[[ EXTRACT, beginning ]]

Last 25 May 2018, Council Directive (EU) 2018/822, amending Directive 2011/16/EU as regards mandatory automatic exchange of information in the field of taxation in relation to reportable cross-border arrangements, was passed. BEPS Action 12 on mandatory disclosure was shaped to become hard law, which raises several questions, especially in respect of the role of intermediaries.
Passion for data
Dataism seems to be the philosophy of the 21st century. It is the philosophy of the Digital Era, where information is the most valuable asset. According to Dataism, reality is based on data. Therefore, everything that is not duly registered does not properly exist and might not be real. All kinds of realities have to be converted to empirical data, because Dataism strives to know absolutely everything, and the only way to do it with certainty is by recording all information. Otherwise, it would not be testable by empirical means. Thus, modern societies need data, they need information. Tax systems, as an essential part of society, are nurtured by data, so the more information they obtain from a taxpayer, the more control they will have, reducing opportunities for non-compliant practices.
Transparence and trust
Transparency is the most effective political power to control a society. It presents itself as an invisible power, kind and seductive, because it appears to exert no real control; it imposes no pressure, and thus people have the feeling of being more free, and consequently, they become more prone to collaborate with those authorities that do not really “oppress” them. The same thing happens in taxation: taxpayers will show themselves to be more compliant and open to give their information to Administrations that are transparent.
Mandatory disclosure as an ex ante mechanism to reduce risk
Since Directive 2011/16/EU (DAC1) came into force with the automatic exchange of information (AEOI) of non-financial relevant information for tax purposes, the standard of transparency has, like gum, not stopped stretching, and it seems to have no end: financial information was also incorporated into the standard (DAC2, 2014/107/EU2), followed by APAs and rulings (DAC3, 2015/2376/EU), Country-by-Country Reporting (DAC4 2016/881/EU), UBO information coming from Anti money laundering standards (DAC5, 2016/2258/EU), and, finally, DAC6 closed the circle (or has it?) by imposing mandatory disclosure of certain aggressive tax planning structures on intermediaries before they put them into place. Mandatory disclosure is thought to act as an ex ante mechanism to dissuade potentially aggressive tax planning.
Action 12’s improvement: Limitless transparency?
Basically, DAC6 is sustained on two pillars: mandatory disclosure and AEOI. Therefore, it goes beyond the core idea of BEPS Action 12, i.e. to prevent those intermediaries (planners, creators) of tax structures that take advantage of international taxation loopholes and weaknesses from abusing the system in order to avoid taxes. Thus, DAC6 widened the type of data to be automatically exchanged, because most of those tax schemes have cross-border character and, in order to have a fairer tax system that information needs to be shared among all affected countries. This is part of the Dataistic and transparent society: the more information one State is willing to share, the more transparent it is considered and, thus, the more trustworthy it becomes for other States and its own citizens. Nowadays, all tax systems rely on cooperation. However, cooperation is only achieved by showing a transparent Administration that complies with globally accepted standards.

[[ EXTRACT, end ]]
[[ DATA RECORDS, beginning ]]

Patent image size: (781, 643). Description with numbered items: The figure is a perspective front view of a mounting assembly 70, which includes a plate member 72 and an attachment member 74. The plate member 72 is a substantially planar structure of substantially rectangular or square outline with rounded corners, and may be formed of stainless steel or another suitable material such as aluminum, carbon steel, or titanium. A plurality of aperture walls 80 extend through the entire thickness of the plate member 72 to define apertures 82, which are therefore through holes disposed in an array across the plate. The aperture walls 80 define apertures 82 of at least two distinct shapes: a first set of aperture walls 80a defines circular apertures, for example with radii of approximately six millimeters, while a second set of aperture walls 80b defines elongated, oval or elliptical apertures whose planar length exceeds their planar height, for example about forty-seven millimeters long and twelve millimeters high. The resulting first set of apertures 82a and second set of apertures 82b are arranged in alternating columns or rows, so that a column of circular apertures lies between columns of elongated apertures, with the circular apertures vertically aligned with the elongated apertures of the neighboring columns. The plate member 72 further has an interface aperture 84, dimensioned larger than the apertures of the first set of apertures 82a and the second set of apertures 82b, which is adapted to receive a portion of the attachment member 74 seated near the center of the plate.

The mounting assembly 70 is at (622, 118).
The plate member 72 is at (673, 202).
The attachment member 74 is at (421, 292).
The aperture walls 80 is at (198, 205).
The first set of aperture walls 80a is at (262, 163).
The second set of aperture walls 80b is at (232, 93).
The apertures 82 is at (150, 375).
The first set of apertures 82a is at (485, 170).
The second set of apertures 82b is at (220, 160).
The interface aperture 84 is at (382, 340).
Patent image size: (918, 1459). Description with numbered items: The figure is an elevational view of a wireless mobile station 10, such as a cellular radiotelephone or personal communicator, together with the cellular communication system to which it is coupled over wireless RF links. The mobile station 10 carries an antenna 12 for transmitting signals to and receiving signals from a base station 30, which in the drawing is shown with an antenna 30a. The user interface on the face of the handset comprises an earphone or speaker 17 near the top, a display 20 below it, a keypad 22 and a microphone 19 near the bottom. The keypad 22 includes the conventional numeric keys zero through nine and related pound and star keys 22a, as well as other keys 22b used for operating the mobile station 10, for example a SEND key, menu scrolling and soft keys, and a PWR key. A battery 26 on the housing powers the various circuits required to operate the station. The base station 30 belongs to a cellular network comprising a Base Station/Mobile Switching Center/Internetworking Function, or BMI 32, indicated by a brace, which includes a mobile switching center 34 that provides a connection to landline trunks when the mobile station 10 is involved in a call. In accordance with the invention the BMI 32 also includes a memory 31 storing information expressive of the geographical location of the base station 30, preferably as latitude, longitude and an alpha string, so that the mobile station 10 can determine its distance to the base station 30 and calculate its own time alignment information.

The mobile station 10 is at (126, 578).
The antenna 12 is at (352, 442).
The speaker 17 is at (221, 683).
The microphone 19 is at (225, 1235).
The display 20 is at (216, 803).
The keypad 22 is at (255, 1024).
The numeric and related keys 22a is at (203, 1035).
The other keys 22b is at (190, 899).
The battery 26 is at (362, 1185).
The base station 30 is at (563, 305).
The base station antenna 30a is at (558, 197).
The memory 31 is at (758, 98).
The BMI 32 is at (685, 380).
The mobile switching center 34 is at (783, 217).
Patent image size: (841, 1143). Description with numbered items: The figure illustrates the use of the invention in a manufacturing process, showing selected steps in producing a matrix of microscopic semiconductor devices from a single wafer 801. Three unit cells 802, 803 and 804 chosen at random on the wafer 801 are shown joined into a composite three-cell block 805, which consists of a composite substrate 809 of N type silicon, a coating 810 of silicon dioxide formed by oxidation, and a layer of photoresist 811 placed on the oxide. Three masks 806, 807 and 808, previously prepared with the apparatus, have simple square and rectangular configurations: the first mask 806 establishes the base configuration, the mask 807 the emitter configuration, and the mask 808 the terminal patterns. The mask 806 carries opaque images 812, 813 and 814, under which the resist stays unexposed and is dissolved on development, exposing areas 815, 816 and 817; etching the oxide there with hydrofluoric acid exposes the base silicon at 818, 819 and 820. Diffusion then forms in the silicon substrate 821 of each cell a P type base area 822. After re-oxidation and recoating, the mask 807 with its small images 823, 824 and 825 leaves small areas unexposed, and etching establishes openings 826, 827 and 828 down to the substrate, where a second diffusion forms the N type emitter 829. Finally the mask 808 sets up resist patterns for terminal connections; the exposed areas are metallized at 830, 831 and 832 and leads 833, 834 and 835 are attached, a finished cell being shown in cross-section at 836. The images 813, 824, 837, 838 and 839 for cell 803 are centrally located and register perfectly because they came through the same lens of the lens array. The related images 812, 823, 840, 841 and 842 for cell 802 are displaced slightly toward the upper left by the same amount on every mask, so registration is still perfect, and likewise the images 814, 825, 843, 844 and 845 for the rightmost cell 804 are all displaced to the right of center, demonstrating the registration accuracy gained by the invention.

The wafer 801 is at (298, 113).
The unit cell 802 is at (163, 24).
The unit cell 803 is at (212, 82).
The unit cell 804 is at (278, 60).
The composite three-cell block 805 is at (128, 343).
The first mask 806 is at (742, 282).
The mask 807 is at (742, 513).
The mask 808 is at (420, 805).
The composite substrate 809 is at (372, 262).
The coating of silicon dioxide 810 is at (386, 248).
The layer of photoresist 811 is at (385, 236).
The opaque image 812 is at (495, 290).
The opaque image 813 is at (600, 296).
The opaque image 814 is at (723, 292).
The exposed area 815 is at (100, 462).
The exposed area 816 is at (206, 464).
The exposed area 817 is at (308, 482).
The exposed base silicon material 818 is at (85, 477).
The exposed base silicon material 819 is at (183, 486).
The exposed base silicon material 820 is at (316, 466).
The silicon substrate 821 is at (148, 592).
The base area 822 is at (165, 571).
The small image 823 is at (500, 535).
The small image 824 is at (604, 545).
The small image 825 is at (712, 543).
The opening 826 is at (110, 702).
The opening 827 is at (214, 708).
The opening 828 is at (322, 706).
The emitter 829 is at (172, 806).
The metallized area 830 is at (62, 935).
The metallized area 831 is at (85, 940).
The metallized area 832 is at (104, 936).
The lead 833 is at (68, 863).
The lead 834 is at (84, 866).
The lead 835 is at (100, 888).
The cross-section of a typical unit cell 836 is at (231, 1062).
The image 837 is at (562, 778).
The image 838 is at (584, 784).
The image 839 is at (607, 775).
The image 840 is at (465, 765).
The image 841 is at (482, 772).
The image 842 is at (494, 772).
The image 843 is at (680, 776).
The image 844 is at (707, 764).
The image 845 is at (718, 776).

[[ DATA RECORDS, end ]]

EXERCISE INSTRUCTIONS:
1. Answer these from the article on DAC6:
(a) On what date was Council Directive (EU) 2018/822 passed?
(b) According to Dataism, what is reality based on?
(c) What are the two pillars on which DAC6 is sustained?
2. Print the stretch of the article on DAC6 from "Mandatory disclosure as" through "aggressive tax planning.".
3. Proceed with the article on DAC6 from the point where it stops.
The items serve no purpose here.

SET OF ANSWERS:
1.
(a) 25 May 2018
(b) Data
(c) Mandatory disclosure and AEOI

2.
Mandatory disclosure as an ex ante mechanism to reduce risk
Since Directive 2011/16/EU (DAC1) came into force with the automatic exchange of information (AEOI) of non-financial relevant information for tax purposes, the standard of transparency has, like gum, not stopped stretching, and it seems to have no end: financial information was also incorporated into the standard (DAC2, 2014/107/EU2), followed by APAs and rulings (DAC3, 2015/2376/EU), Country-by-Country Reporting (DAC4 2016/881/EU), UBO information coming from Anti money laundering standards (DAC5, 2016/2258/EU), and, finally, DAC6 closed the circle (or has it?) by imposing mandatory disclosure of certain aggressive tax planning structures on intermediaries before they put them into place. Mandatory disclosure is thought to act as an ex ante mechanism to dissuade potentially aggressive tax planning.

3.
Blazing the trail for an EU common tax compliance system
Mandatory disclosure of this kind of information might increase the mistrust of tax intermediaries, who are an essential part of a modern tax system. This generates a need to reconsider tax relations. Taxpayers (company Boards) and intermediaries (tax planners) will need to cooperate closely: the Board will have to issue its position on the risks of certain operations, and will have to approve operations with risk. In essence, both actors will have to design their fiscal strategies together, making a reasonable interpretation of fiscal legislation. DAC6 introduced tax compliance in Europe for a tiny part of the whole system: cross-border aggressive structures.
Are we really ready for DAC 6?
As was said at the beginning of this post, information is a very valuable asset. Widening tax transparency standards could result in the Tax Authorities knowing everything about their taxpayers. However, and according to General Data Protection Regulation, tax-relevant information cannot be freely accessed. This situation should make us think about the following:
- is a good and trustworthy Administration one that knows absolutely everything about us without having to ask us to access our own personal information?; and
- would it be necessary to give taxpayers more access to their own data, since the amount of information Tax Authorities holds makes it almost impossible to cheat?
Cooperative compliance-inspired systems are only efficient if there is trust between the actors (Administration-Taxpayers-Intermediaries). Although most of EU Member States tax systems are not based on compliance mechanisms, it seems to be the future trend. Are we really ready?